== YOUR INSTRUCTIONS ==
Find the string "DEPOSIT" in the data, then copy every line where it is found.

== Stored items ==
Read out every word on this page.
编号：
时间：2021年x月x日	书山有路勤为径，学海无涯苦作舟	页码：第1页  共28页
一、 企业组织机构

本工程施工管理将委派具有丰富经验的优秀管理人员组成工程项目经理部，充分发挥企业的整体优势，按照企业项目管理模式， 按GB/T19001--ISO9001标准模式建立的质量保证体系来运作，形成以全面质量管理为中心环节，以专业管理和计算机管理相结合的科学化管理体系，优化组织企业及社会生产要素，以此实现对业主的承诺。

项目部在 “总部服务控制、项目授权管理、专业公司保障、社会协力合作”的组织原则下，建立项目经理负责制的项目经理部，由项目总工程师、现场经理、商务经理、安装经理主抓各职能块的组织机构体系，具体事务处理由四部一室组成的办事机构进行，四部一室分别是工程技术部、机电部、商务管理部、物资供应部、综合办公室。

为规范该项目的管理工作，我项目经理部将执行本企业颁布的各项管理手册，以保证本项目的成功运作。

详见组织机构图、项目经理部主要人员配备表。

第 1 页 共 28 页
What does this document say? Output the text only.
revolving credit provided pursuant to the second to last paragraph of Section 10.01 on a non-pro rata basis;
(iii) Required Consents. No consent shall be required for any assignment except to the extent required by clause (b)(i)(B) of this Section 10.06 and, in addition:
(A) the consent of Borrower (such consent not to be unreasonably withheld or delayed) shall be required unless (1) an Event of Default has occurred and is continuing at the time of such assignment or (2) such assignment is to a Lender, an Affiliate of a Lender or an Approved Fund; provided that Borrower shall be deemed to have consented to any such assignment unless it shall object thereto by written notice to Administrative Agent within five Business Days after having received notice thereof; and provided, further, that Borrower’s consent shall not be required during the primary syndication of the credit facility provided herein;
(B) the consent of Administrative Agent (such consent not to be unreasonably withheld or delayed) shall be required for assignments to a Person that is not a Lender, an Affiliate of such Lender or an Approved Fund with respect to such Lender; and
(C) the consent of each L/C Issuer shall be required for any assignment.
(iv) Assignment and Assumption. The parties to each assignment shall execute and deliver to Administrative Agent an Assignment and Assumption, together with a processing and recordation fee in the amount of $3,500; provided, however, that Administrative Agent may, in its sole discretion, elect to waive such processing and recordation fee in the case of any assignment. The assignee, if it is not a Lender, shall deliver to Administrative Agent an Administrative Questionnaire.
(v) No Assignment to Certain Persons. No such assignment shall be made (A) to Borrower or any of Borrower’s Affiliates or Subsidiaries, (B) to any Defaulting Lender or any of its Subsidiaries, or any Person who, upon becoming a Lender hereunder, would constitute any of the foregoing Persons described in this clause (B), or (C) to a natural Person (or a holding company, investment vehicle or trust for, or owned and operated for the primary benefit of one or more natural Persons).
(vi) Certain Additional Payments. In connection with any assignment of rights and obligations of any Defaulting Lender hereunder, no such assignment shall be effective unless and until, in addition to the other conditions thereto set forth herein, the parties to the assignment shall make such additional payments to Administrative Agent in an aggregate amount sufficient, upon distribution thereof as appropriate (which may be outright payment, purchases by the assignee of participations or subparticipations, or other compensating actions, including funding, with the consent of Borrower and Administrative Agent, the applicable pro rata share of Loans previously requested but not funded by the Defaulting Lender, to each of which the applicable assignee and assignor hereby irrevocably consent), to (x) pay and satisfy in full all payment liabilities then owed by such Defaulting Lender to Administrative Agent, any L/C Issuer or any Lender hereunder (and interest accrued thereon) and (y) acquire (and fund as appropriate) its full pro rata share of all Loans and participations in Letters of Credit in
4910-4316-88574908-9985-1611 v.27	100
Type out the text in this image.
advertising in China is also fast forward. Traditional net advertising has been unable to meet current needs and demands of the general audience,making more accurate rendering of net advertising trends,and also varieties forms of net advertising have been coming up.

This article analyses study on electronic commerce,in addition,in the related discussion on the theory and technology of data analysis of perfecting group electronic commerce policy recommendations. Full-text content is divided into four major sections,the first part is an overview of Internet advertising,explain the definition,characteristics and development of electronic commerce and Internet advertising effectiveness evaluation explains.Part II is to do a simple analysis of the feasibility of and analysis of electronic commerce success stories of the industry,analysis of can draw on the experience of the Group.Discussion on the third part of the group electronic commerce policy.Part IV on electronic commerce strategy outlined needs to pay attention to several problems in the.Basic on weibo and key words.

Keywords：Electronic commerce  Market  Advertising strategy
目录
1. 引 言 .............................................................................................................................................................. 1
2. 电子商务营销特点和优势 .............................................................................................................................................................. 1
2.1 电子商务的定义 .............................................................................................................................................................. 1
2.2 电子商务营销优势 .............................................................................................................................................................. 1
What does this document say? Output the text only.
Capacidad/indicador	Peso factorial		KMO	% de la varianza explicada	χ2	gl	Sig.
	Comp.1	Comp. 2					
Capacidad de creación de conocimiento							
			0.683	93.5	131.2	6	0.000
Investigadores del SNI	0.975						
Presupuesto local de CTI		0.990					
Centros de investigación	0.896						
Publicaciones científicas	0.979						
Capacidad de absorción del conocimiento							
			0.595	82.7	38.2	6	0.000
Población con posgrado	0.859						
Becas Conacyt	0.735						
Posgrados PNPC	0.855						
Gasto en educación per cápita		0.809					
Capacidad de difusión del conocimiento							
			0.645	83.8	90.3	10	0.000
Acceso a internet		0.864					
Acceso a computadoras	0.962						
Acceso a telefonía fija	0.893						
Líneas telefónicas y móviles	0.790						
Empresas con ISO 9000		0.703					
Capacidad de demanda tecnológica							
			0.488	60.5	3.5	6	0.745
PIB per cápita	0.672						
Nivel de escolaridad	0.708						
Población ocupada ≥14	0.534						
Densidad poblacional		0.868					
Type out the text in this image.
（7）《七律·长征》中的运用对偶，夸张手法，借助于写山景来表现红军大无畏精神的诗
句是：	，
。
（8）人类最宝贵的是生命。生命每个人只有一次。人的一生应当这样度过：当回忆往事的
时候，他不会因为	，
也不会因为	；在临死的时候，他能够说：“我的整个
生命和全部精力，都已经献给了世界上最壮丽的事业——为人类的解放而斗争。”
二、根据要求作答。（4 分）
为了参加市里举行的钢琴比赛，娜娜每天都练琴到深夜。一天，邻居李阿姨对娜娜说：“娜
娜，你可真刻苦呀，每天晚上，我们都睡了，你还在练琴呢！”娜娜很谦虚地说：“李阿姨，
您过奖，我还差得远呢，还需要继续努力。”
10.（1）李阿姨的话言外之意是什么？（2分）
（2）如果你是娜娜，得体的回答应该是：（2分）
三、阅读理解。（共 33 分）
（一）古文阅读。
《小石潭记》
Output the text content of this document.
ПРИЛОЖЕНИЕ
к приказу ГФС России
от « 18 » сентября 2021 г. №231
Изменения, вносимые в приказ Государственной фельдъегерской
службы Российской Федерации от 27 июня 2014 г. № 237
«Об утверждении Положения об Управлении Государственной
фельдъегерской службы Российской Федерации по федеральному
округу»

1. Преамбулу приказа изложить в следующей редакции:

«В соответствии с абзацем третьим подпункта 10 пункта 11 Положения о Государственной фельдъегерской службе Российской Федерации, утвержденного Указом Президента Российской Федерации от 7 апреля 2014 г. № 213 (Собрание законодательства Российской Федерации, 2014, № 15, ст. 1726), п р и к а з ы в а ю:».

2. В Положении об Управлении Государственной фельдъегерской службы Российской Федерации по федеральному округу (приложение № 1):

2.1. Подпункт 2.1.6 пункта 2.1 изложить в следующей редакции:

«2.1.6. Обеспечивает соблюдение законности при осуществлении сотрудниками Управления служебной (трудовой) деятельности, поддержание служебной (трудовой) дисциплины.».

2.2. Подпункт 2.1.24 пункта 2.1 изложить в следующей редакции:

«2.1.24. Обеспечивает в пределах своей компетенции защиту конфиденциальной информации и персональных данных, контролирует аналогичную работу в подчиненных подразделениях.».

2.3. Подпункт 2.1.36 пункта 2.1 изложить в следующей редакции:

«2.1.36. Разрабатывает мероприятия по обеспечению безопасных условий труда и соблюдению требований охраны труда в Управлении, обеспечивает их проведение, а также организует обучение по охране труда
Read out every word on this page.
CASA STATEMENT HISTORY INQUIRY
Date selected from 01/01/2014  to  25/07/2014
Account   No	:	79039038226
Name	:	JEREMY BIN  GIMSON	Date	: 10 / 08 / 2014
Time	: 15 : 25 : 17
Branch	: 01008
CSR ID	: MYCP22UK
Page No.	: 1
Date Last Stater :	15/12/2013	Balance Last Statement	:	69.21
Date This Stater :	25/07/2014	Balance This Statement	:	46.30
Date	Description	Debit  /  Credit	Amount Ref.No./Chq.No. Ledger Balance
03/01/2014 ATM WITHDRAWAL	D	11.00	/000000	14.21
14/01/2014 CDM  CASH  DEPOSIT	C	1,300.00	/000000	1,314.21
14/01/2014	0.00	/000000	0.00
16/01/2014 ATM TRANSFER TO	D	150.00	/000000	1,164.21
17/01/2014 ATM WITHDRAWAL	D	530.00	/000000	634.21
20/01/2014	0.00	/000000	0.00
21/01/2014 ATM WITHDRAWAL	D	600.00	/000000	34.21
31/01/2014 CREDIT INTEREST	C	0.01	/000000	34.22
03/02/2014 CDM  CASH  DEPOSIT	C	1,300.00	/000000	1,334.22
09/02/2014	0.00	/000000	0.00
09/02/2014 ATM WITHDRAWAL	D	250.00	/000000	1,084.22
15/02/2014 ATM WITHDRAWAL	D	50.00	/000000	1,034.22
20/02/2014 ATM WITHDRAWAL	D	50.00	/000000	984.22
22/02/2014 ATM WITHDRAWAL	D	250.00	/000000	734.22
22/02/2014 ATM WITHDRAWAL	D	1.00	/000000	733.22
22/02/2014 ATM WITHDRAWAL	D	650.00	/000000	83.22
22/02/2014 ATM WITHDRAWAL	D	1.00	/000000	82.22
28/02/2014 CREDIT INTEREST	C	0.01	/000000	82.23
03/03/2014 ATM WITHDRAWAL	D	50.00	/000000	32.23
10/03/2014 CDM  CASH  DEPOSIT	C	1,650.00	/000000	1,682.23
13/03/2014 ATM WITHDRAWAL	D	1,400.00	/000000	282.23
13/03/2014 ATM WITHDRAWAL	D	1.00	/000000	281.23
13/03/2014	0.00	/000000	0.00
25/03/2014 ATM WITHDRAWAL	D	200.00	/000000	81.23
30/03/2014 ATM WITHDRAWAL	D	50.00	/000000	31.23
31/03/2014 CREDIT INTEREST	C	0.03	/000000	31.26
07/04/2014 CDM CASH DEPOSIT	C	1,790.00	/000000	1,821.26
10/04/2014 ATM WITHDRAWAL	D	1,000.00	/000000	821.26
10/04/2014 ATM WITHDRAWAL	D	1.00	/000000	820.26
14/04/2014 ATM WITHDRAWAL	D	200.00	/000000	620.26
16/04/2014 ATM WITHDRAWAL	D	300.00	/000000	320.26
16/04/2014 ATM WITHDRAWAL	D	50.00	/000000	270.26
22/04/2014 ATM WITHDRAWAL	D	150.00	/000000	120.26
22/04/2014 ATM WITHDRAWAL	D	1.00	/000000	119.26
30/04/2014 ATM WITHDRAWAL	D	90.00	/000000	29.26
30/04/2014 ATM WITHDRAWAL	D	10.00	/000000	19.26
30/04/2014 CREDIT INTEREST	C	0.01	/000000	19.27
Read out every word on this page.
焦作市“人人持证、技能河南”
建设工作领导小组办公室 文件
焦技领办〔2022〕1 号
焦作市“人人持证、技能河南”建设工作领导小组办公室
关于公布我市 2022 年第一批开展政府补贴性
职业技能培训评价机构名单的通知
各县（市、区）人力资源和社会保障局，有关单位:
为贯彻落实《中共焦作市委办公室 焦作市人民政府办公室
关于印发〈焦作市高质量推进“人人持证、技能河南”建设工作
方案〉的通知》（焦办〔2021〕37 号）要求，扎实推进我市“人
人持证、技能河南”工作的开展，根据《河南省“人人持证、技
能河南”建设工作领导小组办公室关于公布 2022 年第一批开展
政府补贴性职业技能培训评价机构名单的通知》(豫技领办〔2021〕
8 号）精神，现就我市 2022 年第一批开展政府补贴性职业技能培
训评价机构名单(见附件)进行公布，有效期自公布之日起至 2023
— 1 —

== RESULT BELOW ==
14/01/2014 CDM  CASH  DEPOSIT	C	1,300.00	/000000	1,314.21
03/02/2014 CDM  CASH  DEPOSIT	C	1,300.00	/000000	1,334.22
10/03/2014 CDM  CASH  DEPOSIT	C	1,650.00	/000000	1,682.23
07/04/2014 CDM CASH DEPOSIT	C	1,790.00	/000000	1,821.26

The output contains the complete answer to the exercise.